A campanha de vacinação contra a covid-19 no Brasil começou há apenas quatro meses e avança aos tropeços, com dificuldades para importar os ingredientes farmacêuticos ativos (IFAs) dos imunizantes em meio à segunda onda da pandemia.

Uma Comissão Parlamentar de Inquérito (CPI) no Senado investiga a responsabilidade do governo de Jair Bolsonaro, que questionou a eficácia das vacinas, gerou tensões com a China e ignorou propostas de contratos com a Pfizer.

Cerca de 35 milhões de brasileiros já receberam a primeira dose de uma vacina até agora, 16% da população. Um número baixo, em um país onde o coronavírus já matou mais de 435.000 e continua tirando quase 2.000 vidas por dia em média semanal.

“As doses à nossa disposição não nos permitem vacinar no ritmo desejado”, disse à AFP a pneumologista Margareth Dalcolmo, da Fundação Oswaldo Cruz (Fiocruz), referência em saúde pública.

“Devíamos estar vacinando os jovens. É importante entender que atualmente o vírus circula principalmente através deles” e que “para diminuir a circulação e evitar a aparição de novas variantes, deve haver pelo menos 70% da população vacinada”, explica.
==============================
▶ [EXERCÍCIOS PROPOSTOS]
1. De acordo com o trecho sobre a vacinação contra a covid-19 no Brasil, qual porcentagem da população já recebeu a primeira dose de uma vacina?
2. Resuma em forma de lista o parágrafo do trecho sobre a vacinação contra a covid-19 no Brasil que começa com "Cerca de 35 milhões de brasileiros", preservando seus dados principais.
3. Transcreva do trecho sobre a vacinação contra a covid-19 no Brasil a parte entre "A campanha de" e "com a Pfizer.", incluindo ambas.

▶ [Registros de dados armazenados]
==============================
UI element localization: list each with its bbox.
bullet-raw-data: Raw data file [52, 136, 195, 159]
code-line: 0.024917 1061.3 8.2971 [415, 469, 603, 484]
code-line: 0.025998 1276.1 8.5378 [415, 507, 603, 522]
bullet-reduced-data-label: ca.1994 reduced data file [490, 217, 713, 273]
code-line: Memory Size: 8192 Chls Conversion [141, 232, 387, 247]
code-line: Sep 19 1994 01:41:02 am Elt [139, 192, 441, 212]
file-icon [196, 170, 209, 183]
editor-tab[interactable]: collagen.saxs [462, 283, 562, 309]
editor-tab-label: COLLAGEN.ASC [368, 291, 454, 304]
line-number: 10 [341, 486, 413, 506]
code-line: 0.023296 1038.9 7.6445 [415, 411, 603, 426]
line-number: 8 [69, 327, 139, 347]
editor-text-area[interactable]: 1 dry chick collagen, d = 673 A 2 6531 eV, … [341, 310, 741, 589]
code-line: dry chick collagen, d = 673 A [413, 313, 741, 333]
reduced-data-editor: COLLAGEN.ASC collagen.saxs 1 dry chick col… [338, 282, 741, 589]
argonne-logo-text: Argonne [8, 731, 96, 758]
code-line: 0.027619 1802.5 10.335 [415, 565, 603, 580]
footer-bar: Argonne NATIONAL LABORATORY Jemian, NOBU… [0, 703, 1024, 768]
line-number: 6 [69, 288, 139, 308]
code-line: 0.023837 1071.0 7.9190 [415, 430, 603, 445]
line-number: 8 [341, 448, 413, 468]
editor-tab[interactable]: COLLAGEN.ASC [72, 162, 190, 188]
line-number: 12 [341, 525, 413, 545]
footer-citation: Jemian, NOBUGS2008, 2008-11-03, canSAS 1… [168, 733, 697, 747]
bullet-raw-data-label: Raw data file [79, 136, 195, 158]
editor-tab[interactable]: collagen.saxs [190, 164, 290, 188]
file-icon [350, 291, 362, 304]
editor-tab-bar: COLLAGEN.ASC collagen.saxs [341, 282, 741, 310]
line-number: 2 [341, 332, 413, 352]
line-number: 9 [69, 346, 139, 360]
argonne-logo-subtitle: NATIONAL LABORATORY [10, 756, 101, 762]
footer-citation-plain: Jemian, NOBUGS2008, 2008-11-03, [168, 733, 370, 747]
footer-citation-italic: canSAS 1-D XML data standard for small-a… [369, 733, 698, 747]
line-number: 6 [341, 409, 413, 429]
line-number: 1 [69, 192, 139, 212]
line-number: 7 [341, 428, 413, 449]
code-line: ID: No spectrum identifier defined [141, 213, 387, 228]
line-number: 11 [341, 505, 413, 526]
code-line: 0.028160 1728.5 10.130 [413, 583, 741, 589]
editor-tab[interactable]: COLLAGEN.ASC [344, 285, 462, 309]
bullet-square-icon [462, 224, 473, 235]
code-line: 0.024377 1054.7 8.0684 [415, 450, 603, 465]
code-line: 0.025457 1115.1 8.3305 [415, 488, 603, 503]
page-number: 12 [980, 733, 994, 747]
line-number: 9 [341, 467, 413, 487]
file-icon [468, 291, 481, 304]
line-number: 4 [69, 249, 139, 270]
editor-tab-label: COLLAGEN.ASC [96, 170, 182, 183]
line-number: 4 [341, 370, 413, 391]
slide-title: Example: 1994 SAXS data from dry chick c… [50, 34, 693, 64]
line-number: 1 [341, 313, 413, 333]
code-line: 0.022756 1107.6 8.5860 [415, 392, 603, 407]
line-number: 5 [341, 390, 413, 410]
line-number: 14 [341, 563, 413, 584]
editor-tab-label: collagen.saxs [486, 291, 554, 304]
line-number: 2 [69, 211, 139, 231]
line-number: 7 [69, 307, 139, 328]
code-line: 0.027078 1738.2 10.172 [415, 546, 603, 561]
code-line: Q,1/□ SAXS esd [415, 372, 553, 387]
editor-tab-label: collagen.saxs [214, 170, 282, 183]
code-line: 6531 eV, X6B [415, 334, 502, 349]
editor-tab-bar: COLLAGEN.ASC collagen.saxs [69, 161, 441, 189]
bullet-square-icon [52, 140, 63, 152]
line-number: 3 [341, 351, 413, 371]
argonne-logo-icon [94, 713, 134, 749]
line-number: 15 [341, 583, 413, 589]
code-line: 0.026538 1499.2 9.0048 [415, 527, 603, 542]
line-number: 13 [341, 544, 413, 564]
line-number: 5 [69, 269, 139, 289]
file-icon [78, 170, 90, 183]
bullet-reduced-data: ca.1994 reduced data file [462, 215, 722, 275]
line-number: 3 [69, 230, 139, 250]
==============================
▶ [RESPOSTAS]
1. 16% da população, cerca de 35 milhões de brasileiros.

2.
- Cerca de 35 milhões de brasileiros receberam a primeira dose, o que equivale a 16% da população.
- O número é considerado baixo.
- O coronavírus já matou mais de 435.000 pessoas no país.
- A média semanal ainda é de quase 2.000 mortes por dia.

3.
A campanha de vacinação contra a covid-19 no Brasil começou há apenas quatro meses e avança aos tropeços, com dificuldades para importar os ingredientes farmacêuticos ativos (IFAs) dos imunizantes em meio à segunda onda da pandemia.

Uma Comissão Parlamentar de Inquérito (CPI) no Senado investiga a responsabilidade do governo de Jair Bolsonaro, que questionou a eficácia das vacinas, gerou tensões com a China e ignorou propostas de contratos com a Pfizer.